-- EXERCISE DATA start --

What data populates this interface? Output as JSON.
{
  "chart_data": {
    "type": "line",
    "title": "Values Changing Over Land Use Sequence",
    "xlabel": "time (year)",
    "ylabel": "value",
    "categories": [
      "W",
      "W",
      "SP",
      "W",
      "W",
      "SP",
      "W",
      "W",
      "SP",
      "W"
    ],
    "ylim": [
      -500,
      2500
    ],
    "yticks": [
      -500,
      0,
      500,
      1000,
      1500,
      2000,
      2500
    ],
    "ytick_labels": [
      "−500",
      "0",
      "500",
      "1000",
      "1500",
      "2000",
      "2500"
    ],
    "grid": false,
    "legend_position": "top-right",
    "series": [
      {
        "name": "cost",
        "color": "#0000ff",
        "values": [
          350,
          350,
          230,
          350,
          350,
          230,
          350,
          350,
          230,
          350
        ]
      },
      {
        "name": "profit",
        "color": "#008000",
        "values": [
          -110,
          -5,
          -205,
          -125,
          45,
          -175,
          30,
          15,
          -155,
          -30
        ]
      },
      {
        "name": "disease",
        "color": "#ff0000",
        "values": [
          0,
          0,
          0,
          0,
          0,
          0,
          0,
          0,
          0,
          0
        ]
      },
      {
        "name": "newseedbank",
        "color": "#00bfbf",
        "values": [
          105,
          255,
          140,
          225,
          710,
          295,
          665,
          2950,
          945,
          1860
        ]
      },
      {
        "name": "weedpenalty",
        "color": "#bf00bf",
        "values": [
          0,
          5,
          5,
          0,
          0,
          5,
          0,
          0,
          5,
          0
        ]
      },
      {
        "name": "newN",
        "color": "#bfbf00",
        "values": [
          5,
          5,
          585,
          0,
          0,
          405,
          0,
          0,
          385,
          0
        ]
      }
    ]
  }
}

-- EXERCISE DATA end --

[AIM OF THE EXERCISE] From the data, collect all lines where the string "color" appears.

[TASK OUTPUT]
        "color": "#0000ff",
        "color": "#008000",
        "color": "#ff0000",
        "color": "#00bfbf",
        "color": "#bf00bf",
        "color": "#bfbf00",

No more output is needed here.